(What you are asked to do) Pick out every line below that contains the string "OLED" and copy each one unchanged.

** begin **

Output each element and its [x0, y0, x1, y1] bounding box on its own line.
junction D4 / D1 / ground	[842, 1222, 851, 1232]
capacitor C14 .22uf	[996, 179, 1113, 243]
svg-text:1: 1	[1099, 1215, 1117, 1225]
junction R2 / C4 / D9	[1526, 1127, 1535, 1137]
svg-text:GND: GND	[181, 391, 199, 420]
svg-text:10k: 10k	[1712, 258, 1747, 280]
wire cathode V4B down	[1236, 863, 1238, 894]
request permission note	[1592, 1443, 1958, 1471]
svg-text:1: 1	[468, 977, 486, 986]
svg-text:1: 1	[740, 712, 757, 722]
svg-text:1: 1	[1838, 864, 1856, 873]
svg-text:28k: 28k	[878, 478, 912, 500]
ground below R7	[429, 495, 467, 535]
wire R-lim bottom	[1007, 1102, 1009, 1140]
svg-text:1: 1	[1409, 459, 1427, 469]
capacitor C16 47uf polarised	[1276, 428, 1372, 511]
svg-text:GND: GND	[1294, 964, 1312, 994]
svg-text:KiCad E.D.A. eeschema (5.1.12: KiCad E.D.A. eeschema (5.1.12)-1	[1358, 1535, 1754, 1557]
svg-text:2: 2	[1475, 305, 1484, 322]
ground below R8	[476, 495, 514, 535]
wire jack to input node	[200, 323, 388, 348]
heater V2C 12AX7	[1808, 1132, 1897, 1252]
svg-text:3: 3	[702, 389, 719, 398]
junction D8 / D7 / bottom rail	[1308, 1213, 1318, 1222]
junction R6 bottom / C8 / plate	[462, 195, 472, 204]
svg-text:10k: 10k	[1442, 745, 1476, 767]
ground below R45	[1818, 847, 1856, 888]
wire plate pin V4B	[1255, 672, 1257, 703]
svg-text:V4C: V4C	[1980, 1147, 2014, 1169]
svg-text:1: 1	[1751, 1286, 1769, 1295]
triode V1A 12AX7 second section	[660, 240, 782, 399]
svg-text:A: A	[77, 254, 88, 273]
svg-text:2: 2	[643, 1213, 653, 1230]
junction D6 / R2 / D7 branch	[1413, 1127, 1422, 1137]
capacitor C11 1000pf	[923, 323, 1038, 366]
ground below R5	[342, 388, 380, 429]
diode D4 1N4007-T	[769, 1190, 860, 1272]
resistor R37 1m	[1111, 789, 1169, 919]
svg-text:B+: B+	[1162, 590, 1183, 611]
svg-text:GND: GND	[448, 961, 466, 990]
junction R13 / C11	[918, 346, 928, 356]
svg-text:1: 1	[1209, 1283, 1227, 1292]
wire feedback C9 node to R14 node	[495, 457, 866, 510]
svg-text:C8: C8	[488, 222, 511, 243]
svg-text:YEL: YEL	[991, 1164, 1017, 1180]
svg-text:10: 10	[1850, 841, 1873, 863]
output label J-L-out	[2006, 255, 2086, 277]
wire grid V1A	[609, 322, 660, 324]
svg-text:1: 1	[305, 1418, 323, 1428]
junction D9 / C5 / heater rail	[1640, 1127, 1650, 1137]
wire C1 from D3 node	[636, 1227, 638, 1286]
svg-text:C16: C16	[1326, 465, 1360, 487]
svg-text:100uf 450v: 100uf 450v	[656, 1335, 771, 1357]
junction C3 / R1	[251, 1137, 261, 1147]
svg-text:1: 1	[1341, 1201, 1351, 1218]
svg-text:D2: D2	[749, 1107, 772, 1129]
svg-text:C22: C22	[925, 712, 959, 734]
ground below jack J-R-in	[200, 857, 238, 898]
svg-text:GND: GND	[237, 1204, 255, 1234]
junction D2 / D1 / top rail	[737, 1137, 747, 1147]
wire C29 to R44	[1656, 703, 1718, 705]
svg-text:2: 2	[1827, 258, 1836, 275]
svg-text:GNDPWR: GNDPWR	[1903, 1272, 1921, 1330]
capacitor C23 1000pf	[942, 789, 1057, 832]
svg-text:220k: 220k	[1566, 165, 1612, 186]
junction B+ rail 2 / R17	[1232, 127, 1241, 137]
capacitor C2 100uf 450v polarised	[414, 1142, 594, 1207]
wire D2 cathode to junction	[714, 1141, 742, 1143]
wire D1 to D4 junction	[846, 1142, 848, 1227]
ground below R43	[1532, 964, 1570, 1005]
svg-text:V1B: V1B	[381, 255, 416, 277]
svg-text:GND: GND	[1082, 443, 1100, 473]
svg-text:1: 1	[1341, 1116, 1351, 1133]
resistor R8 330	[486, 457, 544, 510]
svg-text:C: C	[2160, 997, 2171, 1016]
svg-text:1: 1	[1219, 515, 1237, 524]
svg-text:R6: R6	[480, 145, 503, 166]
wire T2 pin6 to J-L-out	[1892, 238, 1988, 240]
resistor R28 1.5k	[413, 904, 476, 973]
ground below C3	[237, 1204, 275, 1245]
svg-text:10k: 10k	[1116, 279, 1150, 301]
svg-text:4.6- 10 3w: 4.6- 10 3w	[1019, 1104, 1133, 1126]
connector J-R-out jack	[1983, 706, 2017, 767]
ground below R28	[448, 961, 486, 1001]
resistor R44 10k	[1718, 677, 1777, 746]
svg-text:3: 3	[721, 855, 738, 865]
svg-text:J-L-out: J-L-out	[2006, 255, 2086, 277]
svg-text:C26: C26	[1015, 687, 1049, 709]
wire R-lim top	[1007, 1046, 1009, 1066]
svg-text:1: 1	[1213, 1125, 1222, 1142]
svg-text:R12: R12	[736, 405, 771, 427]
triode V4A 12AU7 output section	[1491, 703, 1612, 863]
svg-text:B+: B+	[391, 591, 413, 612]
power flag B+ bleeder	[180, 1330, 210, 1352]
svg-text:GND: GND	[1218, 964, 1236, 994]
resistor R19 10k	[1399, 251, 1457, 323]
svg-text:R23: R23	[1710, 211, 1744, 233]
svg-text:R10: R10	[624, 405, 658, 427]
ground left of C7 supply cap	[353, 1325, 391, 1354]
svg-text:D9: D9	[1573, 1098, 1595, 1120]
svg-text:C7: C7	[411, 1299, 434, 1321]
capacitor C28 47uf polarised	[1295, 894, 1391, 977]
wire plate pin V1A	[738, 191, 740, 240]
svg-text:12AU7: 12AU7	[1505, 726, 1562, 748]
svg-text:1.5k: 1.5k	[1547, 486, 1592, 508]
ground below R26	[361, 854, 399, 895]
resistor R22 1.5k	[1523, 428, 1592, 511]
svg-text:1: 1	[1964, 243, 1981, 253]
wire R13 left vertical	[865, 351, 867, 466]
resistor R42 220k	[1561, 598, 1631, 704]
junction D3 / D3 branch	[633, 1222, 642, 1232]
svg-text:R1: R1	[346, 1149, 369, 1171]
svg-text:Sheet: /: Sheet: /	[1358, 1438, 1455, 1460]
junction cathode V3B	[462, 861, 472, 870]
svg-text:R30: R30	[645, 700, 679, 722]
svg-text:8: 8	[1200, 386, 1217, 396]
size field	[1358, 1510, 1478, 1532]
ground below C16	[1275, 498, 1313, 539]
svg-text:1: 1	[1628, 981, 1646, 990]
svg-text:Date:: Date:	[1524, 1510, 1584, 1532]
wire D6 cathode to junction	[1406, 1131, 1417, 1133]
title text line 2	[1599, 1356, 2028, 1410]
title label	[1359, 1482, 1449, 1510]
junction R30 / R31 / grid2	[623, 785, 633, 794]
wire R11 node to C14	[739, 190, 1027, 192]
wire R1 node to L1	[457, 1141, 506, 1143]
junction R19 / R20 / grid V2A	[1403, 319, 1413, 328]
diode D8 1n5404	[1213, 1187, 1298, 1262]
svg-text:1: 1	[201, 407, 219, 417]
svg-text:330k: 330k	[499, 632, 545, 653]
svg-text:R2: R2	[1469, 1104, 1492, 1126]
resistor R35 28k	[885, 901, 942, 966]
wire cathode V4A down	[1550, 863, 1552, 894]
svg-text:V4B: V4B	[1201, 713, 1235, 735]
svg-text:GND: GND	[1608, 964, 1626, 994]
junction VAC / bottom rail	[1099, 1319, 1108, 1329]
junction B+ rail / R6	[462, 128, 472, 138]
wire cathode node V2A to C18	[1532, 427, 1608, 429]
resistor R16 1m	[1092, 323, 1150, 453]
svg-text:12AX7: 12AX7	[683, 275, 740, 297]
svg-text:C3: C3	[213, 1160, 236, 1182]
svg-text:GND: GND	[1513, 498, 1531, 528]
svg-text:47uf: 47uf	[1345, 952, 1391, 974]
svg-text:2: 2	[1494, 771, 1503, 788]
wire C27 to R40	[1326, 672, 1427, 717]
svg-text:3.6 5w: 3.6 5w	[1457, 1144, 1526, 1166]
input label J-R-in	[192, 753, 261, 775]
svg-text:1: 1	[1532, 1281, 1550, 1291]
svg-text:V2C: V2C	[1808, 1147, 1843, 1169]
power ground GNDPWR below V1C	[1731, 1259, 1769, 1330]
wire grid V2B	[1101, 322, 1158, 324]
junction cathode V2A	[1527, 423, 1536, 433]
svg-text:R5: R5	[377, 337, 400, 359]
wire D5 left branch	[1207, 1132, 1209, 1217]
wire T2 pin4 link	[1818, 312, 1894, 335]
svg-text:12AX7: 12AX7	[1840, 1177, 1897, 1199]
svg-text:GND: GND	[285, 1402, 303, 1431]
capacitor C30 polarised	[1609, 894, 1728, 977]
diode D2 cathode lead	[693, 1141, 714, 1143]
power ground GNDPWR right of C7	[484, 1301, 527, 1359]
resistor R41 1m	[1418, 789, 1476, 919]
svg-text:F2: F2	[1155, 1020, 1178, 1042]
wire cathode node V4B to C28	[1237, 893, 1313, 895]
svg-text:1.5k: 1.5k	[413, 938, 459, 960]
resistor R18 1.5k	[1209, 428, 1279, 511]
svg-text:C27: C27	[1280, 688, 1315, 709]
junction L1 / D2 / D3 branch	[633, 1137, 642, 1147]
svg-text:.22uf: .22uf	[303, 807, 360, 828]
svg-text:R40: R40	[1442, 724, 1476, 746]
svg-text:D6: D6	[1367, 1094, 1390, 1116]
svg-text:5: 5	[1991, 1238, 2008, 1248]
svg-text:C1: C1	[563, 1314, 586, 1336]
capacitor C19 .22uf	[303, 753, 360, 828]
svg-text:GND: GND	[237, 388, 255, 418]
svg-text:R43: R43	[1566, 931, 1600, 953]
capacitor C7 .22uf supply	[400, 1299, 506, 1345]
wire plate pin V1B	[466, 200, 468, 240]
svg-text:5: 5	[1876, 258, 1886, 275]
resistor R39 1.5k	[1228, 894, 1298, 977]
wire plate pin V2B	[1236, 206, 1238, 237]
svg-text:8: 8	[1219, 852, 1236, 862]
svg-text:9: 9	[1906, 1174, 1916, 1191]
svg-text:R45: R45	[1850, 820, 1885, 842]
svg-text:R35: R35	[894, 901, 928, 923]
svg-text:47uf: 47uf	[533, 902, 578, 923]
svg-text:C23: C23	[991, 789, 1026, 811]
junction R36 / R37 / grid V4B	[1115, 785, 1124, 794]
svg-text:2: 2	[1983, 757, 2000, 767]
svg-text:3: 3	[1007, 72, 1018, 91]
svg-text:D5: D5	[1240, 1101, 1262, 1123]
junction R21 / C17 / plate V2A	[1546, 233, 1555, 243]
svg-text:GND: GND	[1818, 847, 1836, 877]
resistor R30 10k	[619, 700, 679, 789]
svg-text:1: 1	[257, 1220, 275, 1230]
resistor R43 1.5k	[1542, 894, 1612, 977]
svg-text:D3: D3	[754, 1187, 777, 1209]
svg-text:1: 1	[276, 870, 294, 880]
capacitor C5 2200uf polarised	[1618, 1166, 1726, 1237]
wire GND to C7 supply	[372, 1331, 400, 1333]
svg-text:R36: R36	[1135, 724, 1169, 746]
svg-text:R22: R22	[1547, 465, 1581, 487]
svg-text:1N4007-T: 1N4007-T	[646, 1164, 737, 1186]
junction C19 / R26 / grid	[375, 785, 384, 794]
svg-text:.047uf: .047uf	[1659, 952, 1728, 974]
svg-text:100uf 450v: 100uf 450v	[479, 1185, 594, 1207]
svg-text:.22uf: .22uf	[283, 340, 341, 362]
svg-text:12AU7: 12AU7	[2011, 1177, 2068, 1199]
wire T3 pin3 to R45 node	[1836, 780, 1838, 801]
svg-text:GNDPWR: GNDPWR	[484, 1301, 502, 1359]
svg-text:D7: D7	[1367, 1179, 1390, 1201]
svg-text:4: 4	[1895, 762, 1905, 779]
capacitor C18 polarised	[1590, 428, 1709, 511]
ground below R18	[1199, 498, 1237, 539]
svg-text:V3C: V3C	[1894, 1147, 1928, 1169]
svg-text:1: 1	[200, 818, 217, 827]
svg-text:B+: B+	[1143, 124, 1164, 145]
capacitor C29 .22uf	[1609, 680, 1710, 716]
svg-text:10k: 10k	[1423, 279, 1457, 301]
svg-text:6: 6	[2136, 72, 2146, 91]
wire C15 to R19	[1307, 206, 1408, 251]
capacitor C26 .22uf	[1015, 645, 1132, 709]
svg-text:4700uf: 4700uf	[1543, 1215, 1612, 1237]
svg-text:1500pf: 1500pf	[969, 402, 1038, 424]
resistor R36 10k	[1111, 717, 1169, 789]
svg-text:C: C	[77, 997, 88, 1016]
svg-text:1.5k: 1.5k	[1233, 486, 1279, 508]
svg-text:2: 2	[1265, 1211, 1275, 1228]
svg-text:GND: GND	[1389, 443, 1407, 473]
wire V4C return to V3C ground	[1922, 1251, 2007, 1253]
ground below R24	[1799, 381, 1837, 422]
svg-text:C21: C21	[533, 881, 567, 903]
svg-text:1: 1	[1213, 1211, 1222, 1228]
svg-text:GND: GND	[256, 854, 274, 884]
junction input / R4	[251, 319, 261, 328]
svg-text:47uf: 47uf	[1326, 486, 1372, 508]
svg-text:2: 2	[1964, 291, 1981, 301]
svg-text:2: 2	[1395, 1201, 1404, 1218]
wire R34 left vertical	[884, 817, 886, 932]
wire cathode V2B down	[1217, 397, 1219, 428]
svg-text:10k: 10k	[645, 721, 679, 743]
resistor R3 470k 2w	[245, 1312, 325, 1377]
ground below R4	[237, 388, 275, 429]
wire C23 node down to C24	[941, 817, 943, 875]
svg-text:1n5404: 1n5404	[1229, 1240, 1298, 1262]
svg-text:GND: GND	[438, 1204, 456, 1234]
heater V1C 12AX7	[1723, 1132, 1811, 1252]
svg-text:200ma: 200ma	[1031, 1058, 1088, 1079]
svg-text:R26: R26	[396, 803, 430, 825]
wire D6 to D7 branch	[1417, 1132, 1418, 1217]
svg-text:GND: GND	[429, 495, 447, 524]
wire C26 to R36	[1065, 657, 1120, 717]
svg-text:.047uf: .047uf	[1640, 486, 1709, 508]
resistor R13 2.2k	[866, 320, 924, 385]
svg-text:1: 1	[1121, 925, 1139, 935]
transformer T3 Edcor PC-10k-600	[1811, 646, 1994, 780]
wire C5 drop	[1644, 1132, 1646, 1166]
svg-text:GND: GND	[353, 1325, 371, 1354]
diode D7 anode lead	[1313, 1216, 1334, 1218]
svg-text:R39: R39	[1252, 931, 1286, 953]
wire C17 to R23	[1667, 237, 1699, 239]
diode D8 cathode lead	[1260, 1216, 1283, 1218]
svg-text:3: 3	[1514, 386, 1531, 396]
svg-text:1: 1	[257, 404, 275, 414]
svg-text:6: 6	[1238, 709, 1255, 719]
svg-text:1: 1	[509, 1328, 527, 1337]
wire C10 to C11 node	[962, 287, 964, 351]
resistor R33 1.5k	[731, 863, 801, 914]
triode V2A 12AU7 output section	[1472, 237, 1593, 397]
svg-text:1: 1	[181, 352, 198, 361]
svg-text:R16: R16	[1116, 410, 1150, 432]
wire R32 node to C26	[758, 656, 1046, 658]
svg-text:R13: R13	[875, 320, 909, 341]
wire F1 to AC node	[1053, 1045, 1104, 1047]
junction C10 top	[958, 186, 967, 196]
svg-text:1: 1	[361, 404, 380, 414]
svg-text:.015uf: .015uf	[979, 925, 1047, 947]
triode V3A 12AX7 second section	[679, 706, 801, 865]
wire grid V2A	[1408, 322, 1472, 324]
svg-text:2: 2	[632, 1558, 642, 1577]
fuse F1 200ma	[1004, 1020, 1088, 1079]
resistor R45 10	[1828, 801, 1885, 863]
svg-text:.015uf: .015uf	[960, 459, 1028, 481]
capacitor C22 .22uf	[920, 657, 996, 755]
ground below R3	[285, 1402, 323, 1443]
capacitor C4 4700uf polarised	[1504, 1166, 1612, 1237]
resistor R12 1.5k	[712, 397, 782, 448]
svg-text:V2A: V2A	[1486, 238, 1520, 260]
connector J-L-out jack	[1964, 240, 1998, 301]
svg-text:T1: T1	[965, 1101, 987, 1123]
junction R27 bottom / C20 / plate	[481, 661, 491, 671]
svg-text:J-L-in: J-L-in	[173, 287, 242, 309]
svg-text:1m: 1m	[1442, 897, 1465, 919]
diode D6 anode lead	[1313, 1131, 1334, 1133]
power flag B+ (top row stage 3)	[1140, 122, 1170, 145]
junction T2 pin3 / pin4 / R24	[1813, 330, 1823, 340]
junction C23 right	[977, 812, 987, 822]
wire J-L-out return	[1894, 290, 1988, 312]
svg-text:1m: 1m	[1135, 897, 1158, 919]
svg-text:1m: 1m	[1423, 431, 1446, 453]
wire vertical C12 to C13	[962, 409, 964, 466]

** end **
** begin **

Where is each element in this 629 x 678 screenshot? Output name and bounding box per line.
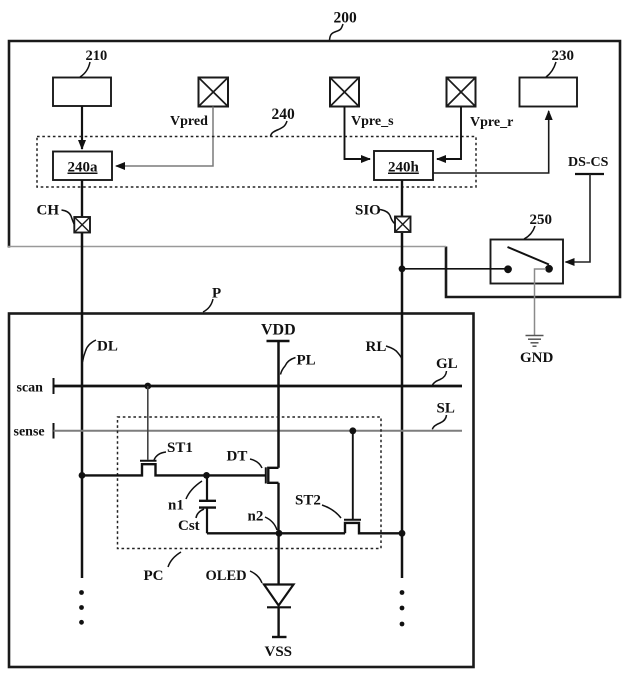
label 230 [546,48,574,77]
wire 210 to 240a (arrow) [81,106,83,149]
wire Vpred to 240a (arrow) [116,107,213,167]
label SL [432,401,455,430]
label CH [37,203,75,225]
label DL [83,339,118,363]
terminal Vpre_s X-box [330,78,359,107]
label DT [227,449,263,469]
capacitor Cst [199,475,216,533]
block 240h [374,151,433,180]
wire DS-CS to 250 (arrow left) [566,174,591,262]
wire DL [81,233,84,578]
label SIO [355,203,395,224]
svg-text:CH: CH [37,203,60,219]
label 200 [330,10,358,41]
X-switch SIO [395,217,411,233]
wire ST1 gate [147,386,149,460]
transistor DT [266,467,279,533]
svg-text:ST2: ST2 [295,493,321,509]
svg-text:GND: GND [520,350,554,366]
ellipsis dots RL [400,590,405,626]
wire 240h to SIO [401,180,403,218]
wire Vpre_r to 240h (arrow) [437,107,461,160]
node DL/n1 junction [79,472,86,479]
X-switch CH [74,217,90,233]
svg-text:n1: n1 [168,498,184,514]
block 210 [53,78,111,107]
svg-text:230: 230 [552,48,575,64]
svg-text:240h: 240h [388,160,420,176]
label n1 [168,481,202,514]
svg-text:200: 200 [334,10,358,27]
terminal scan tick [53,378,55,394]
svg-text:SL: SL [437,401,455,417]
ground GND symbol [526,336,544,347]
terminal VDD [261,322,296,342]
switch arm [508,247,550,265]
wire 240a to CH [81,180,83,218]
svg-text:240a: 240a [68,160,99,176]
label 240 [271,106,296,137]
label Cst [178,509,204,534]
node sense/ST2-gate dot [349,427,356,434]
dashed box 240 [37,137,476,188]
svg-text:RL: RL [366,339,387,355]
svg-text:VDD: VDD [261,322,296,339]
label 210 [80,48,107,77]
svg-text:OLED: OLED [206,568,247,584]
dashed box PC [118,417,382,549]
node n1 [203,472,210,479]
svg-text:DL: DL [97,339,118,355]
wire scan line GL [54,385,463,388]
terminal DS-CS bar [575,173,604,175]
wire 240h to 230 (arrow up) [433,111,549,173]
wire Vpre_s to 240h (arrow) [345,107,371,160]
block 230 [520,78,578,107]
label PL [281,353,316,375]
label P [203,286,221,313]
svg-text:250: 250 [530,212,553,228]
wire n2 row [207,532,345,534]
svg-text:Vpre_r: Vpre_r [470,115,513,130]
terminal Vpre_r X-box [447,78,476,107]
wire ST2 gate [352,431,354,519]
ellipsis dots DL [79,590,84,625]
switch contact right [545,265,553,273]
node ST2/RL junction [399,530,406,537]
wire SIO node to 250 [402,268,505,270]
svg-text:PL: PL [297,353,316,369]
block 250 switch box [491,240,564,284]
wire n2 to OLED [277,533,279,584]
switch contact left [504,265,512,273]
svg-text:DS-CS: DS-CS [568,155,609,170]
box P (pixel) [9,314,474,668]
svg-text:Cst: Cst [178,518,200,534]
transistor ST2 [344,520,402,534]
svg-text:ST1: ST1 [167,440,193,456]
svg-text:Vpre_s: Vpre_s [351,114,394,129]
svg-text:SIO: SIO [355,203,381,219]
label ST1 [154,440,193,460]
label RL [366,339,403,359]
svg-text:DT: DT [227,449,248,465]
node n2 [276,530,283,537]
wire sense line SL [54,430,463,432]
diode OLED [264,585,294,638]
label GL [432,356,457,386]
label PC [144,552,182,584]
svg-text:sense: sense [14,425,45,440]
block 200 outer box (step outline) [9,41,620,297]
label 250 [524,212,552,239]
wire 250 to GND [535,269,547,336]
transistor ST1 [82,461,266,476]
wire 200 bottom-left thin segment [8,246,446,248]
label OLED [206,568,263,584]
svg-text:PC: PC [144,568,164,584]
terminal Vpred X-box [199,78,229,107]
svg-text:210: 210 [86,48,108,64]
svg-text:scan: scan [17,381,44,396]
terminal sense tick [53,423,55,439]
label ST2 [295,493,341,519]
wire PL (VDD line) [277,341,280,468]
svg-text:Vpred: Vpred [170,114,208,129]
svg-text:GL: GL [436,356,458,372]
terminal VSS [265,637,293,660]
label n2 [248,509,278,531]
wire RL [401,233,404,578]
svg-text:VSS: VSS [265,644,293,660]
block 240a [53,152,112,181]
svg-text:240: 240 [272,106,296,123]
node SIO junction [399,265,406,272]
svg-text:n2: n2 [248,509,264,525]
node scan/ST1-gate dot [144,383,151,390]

** end **

(Problem solution)
svg-text:OLED: OLED [206,568,247,584]
wire n2 to OLED [277,533,279,584]
diode OLED [264,585,294,638]
label OLED [206,568,263,584]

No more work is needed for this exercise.